Pick out every line of the entries below where "then" occurs, and copy those lines.

### Given data
-----

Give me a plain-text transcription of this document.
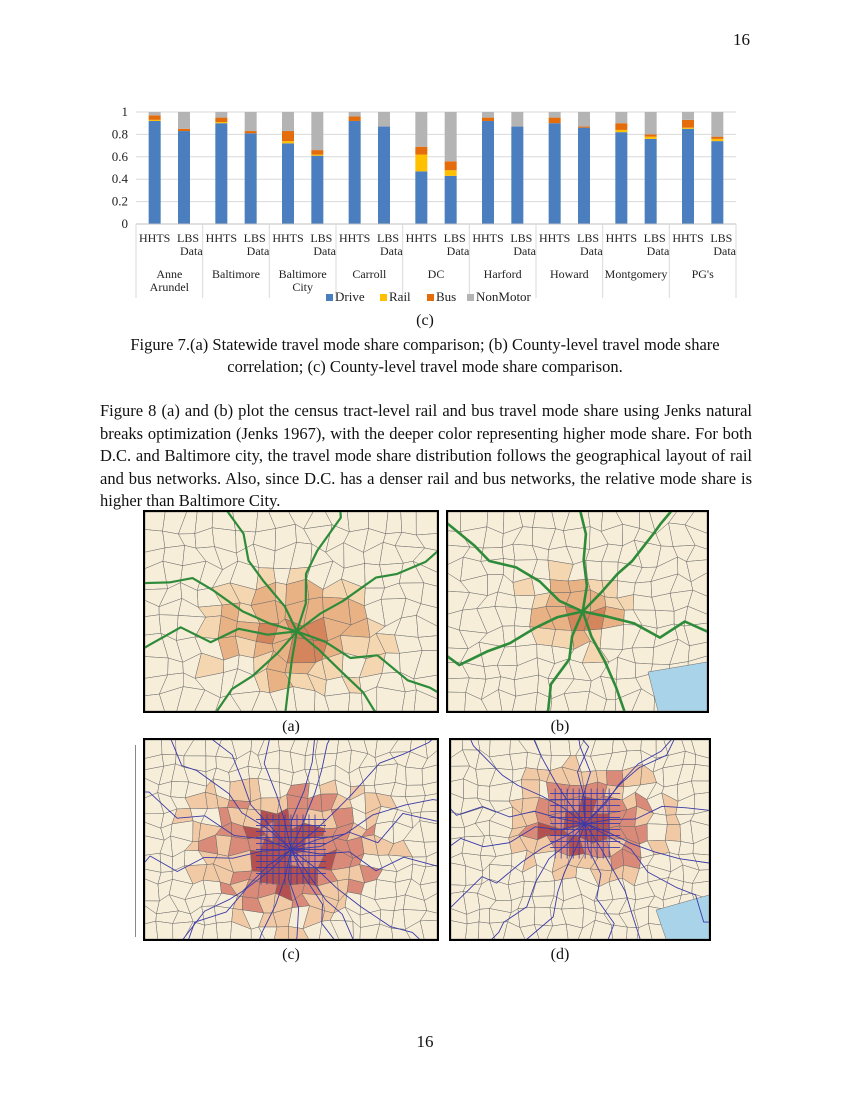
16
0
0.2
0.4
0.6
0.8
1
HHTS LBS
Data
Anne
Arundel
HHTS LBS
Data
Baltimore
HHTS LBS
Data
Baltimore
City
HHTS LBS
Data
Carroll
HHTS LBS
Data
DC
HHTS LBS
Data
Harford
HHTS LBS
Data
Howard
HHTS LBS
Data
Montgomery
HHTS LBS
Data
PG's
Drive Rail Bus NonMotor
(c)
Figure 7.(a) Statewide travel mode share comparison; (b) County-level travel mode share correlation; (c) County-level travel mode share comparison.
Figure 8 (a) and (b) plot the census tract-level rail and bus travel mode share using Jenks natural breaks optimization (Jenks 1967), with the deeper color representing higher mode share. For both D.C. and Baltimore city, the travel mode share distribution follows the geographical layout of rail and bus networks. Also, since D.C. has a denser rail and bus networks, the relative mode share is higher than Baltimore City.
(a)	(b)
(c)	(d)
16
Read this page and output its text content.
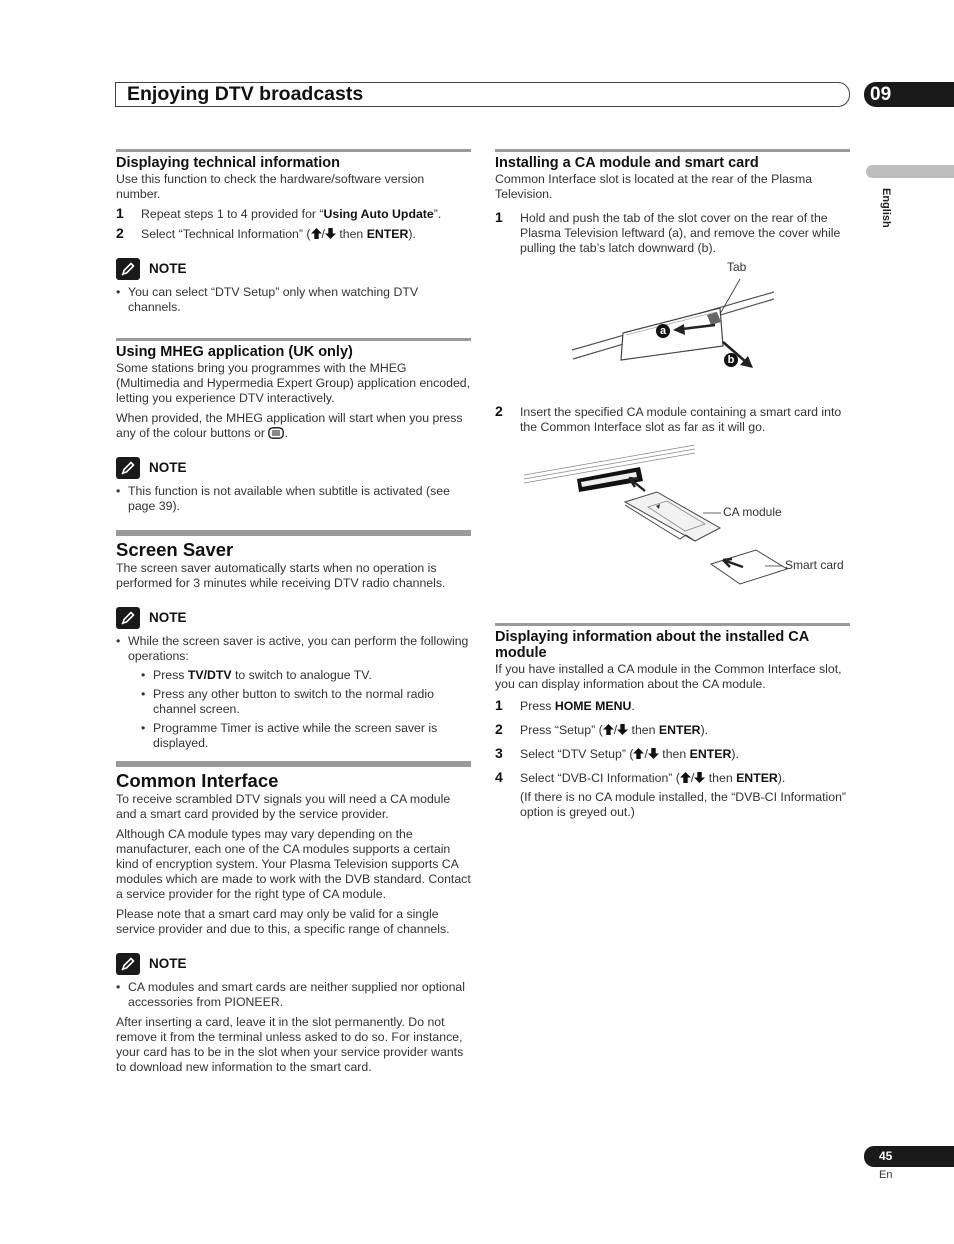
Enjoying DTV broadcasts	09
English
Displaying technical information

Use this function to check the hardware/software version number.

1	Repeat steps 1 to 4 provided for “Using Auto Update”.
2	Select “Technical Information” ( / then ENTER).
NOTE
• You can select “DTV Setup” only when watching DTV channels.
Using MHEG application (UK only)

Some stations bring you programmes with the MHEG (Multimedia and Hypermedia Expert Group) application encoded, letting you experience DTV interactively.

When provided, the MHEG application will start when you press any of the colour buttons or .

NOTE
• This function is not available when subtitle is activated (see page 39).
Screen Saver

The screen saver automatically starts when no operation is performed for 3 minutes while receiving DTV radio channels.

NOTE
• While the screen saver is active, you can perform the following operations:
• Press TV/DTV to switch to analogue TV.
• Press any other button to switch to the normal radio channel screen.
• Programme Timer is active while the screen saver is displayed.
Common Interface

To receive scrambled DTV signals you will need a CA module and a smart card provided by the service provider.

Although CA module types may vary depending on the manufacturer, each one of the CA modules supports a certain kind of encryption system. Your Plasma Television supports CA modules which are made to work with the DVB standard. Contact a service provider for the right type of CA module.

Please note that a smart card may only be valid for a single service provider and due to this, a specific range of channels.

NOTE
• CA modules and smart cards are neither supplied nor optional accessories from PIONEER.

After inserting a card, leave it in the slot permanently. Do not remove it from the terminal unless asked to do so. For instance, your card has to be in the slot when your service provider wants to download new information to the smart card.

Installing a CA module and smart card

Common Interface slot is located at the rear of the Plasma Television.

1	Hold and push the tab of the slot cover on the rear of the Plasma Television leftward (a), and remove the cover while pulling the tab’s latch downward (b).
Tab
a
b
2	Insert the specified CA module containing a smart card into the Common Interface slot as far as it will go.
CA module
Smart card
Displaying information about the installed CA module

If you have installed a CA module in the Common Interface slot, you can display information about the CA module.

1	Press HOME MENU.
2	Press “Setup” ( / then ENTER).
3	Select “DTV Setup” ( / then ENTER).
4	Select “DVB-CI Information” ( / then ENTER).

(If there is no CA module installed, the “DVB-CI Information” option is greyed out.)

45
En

-----

### Correct result
2	Select “Technical Information” ( / then ENTER).
2	Press “Setup” ( / then ENTER).
3	Select “DTV Setup” ( / then ENTER).
4	Select “DVB-CI Information” ( / then ENTER).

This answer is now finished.